The data start

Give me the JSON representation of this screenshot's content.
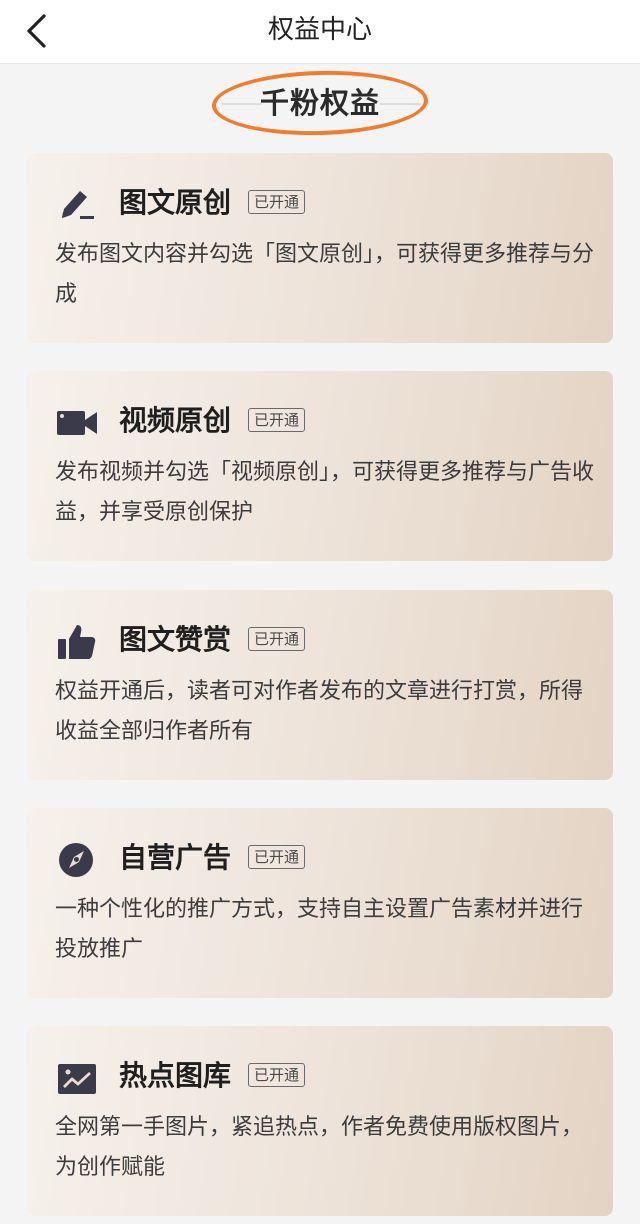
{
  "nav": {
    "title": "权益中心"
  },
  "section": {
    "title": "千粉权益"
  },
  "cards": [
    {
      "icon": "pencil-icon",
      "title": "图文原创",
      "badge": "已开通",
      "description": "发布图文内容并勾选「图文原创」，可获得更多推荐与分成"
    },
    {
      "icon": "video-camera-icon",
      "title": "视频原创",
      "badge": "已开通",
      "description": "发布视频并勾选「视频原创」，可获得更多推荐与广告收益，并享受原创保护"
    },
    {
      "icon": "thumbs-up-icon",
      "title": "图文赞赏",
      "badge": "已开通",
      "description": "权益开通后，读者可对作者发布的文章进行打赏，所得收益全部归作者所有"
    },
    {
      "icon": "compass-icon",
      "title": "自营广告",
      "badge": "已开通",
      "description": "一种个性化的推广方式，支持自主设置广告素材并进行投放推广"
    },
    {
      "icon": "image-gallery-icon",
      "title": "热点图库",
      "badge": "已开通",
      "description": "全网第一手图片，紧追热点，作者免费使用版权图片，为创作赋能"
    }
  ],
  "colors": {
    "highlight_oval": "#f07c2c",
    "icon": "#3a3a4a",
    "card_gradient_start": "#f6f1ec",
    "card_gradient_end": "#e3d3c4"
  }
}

The data end
The data start

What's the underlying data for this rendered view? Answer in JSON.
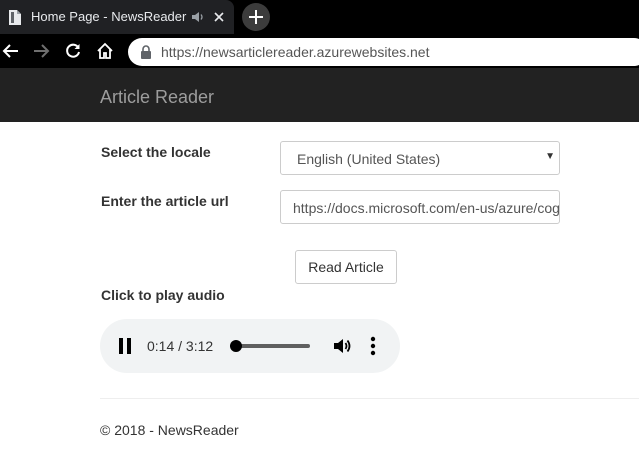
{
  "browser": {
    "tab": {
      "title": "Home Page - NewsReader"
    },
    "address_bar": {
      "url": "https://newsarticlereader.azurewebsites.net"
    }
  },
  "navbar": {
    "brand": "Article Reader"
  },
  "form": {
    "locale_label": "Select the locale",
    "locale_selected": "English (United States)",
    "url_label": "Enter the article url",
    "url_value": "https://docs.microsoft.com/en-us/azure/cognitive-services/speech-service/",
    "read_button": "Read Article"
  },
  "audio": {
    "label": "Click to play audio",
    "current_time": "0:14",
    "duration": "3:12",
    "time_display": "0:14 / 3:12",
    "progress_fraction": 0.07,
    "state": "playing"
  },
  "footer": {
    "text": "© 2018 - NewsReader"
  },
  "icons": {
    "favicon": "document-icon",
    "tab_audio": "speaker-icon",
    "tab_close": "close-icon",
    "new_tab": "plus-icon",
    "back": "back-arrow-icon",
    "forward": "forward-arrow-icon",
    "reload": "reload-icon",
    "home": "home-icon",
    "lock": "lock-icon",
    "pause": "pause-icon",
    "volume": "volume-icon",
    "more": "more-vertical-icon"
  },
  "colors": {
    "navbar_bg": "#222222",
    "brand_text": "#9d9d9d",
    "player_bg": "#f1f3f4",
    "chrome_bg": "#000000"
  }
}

The data end

■ **Given request**
Copy all lines above containing the string "description".

■ **Answer to the task**
      "description": "发布图文内容并勾选「图文原创」，可获得更多推荐与分成"
      "description": "发布视频并勾选「视频原创」，可获得更多推荐与广告收益，并享受原创保护"
      "description": "权益开通后，读者可对作者发布的文章进行打赏，所得收益全部归作者所有"
      "description": "一种个性化的推广方式，支持自主设置广告素材并进行投放推广"
      "description": "全网第一手图片，紧追热点，作者免费使用版权图片，为创作赋能"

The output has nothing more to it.